Work required. Below is a block of records; reproduce all of them exactly and leave out any pictures.

** Start Supplied records **

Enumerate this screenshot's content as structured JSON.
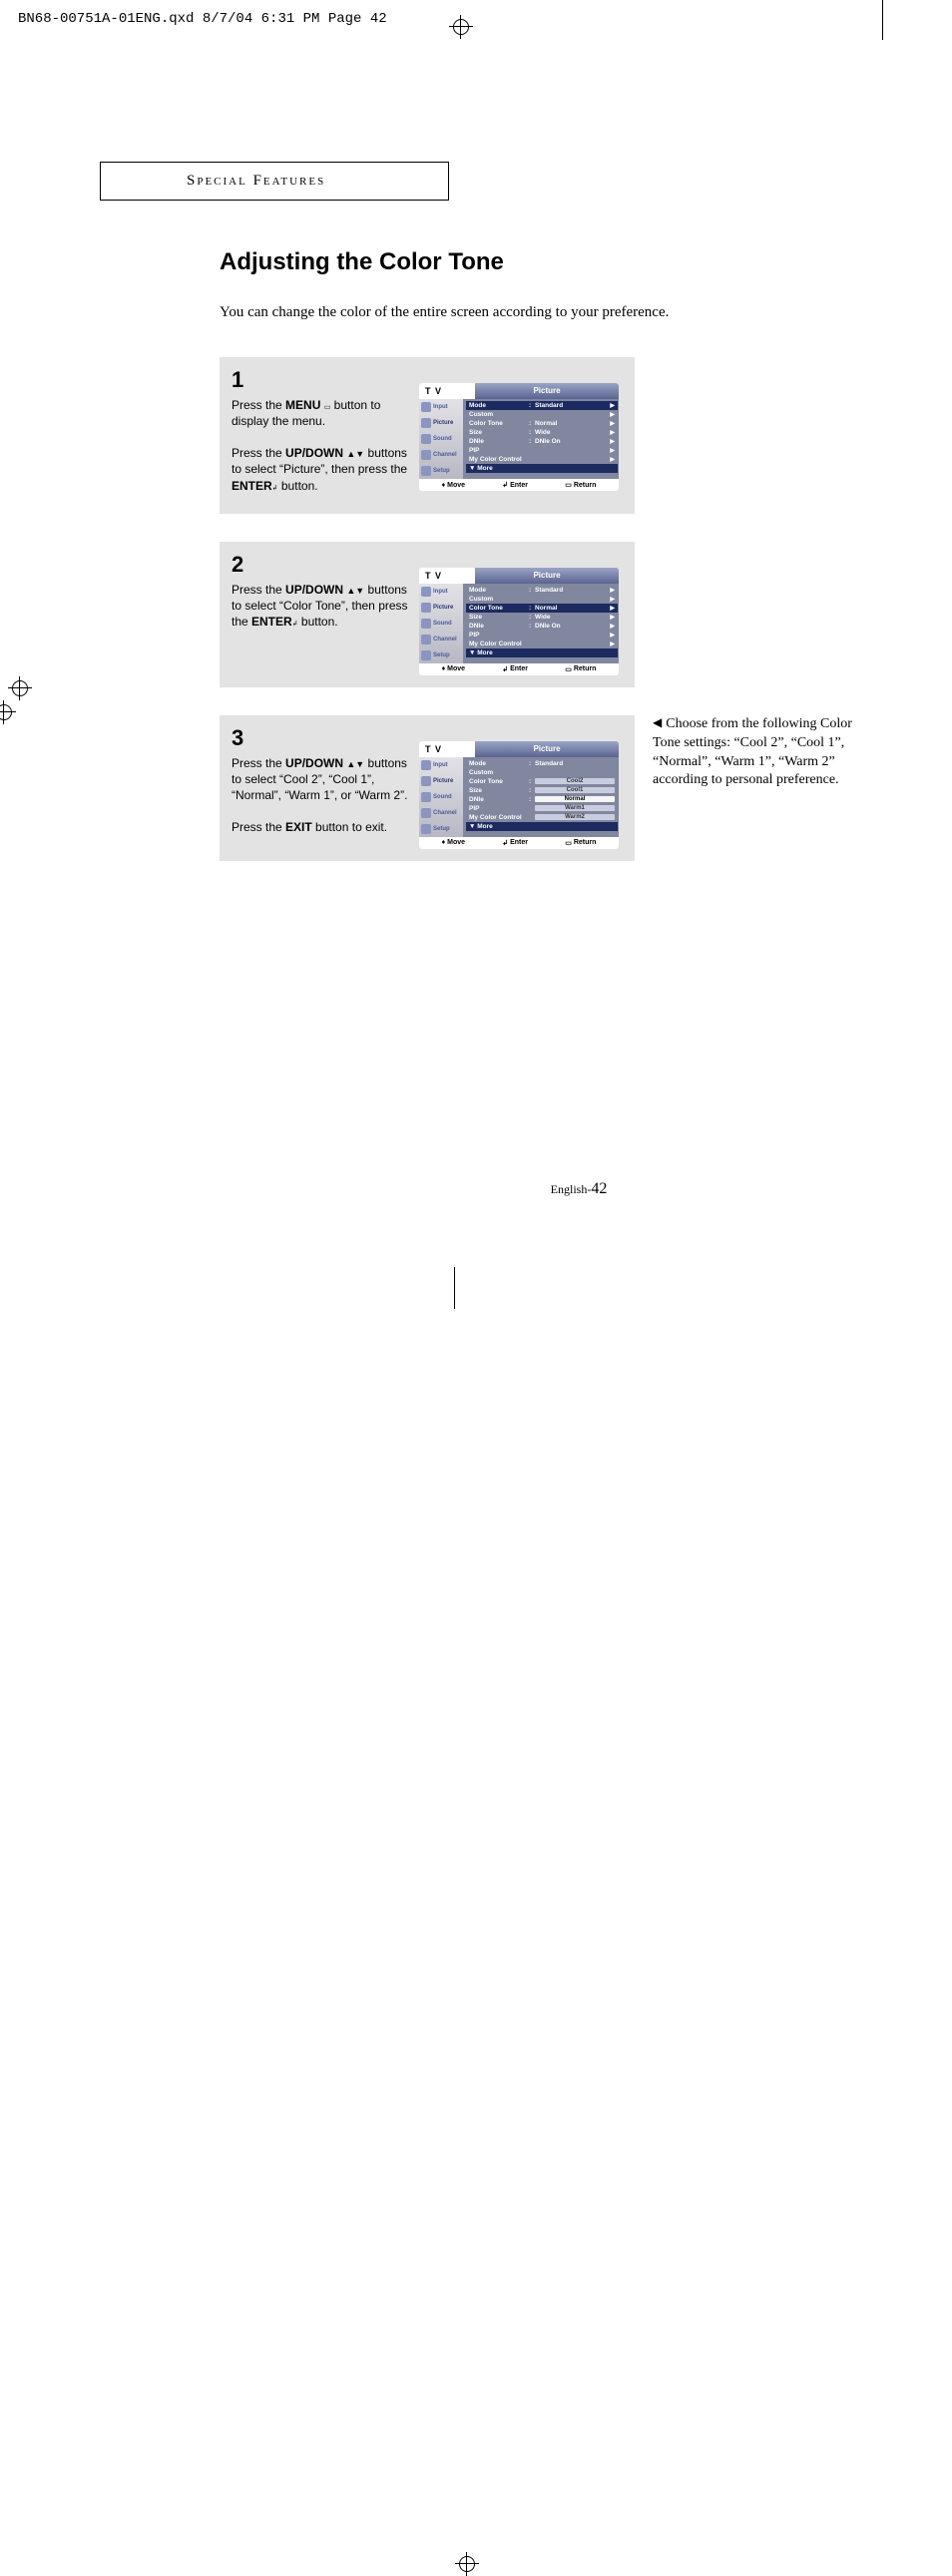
{
  "print_header": "BN68-00751A-01ENG.qxd  8/7/04 6:31 PM  Page 42",
  "section_tab": "Special Features",
  "title": "Adjusting the Color Tone",
  "intro": "You can change the color of the entire screen according to your preference.",
  "osd_common": {
    "tv_label": "T V",
    "panel_title": "Picture",
    "nav": [
      "Input",
      "Picture",
      "Sound",
      "Channel",
      "Setup"
    ],
    "footer": {
      "move": "Move",
      "enter": "Enter",
      "return": "Return"
    },
    "more_label": "More"
  },
  "steps": [
    {
      "num": "1",
      "text_html": "Press the <b>MENU</b> <span class='g'>▭</span> button to display the menu.<br><br>Press the <b>UP/DOWN</b> <span class='upar'>▲</span><span class='dnar'>▼</span> buttons to select “Picture”, then press the <b>ENTER</b><span class='g'>↲</span> button.",
      "menu_variant": "picture_root"
    },
    {
      "num": "2",
      "text_html": "Press the <b>UP/DOWN</b> <span class='upar'>▲</span><span class='dnar'>▼</span>  buttons to select “Color Tone”, then press the <b>ENTER</b><span class='g'>↲</span> button.",
      "menu_variant": "colortone_hl"
    },
    {
      "num": "3",
      "text_html": "Press the <b>UP/DOWN</b> <span class='upar'>▲</span><span class='dnar'>▼</span>  buttons to select “Cool 2”, “Cool 1”, “Normal”, “Warm 1”, or “Warm 2”.<br><br>Press the <b>EXIT</b> button to exit.",
      "menu_variant": "colortone_options"
    }
  ],
  "menu_items": {
    "mode": {
      "label": "Mode",
      "value": "Standard"
    },
    "custom": {
      "label": "Custom",
      "value": ""
    },
    "colortone": {
      "label": "Color Tone",
      "value": "Normal"
    },
    "size": {
      "label": "Size",
      "value": "Wide"
    },
    "dnie": {
      "label": "DNIe",
      "value": "DNIe On"
    },
    "pip": {
      "label": "PIP",
      "value": ""
    },
    "mycolor": {
      "label": "My Color Control",
      "value": ""
    }
  },
  "colortone_options": [
    "Cool2",
    "Cool1",
    "Normal",
    "Warm1",
    "Warm2"
  ],
  "sidenote": "Choose from the following Color Tone settings: “Cool 2”, “Cool 1”, “Normal”, “Warm 1”, “Warm 2” according to personal preference.",
  "page_number": {
    "prefix": "English-",
    "num": "42"
  }
}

** End Supplied records **

Correct result.
Enumerate this screenshot's content as structured JSON.
{
  "print_header": "BN68-00751A-01ENG.qxd  8/7/04 6:31 PM  Page 42",
  "section_tab": "Special Features",
  "title": "Adjusting the Color Tone",
  "intro": "You can change the color of the entire screen according to your preference.",
  "osd_common": {
    "tv_label": "T V",
    "panel_title": "Picture",
    "nav": [
      "Input",
      "Picture",
      "Sound",
      "Channel",
      "Setup"
    ],
    "footer": {
      "move": "Move",
      "enter": "Enter",
      "return": "Return"
    },
    "more_label": "More"
  },
  "steps": [
    {
      "num": "1",
      "text_html": "Press the <b>MENU</b> <span class='g'>▭</span> button to display the menu.<br><br>Press the <b>UP/DOWN</b> <span class='upar'>▲</span><span class='dnar'>▼</span> buttons to select “Picture”, then press the <b>ENTER</b><span class='g'>↲</span> button.",
      "menu_variant": "picture_root"
    },
    {
      "num": "2",
      "text_html": "Press the <b>UP/DOWN</b> <span class='upar'>▲</span><span class='dnar'>▼</span>  buttons to select “Color Tone”, then press the <b>ENTER</b><span class='g'>↲</span> button.",
      "menu_variant": "colortone_hl"
    },
    {
      "num": "3",
      "text_html": "Press the <b>UP/DOWN</b> <span class='upar'>▲</span><span class='dnar'>▼</span>  buttons to select “Cool 2”, “Cool 1”, “Normal”, “Warm 1”, or “Warm 2”.<br><br>Press the <b>EXIT</b> button to exit.",
      "menu_variant": "colortone_options"
    }
  ],
  "menu_items": {
    "mode": {
      "label": "Mode",
      "value": "Standard"
    },
    "custom": {
      "label": "Custom",
      "value": ""
    },
    "colortone": {
      "label": "Color Tone",
      "value": "Normal"
    },
    "size": {
      "label": "Size",
      "value": "Wide"
    },
    "dnie": {
      "label": "DNIe",
      "value": "DNIe On"
    },
    "pip": {
      "label": "PIP",
      "value": ""
    },
    "mycolor": {
      "label": "My Color Control",
      "value": ""
    }
  },
  "colortone_options": [
    "Cool2",
    "Cool1",
    "Normal",
    "Warm1",
    "Warm2"
  ],
  "sidenote": "Choose from the following Color Tone settings: “Cool 2”, “Cool 1”, “Normal”, “Warm 1”, “Warm 2” according to personal preference.",
  "page_number": {
    "prefix": "English-",
    "num": "42"
  }
}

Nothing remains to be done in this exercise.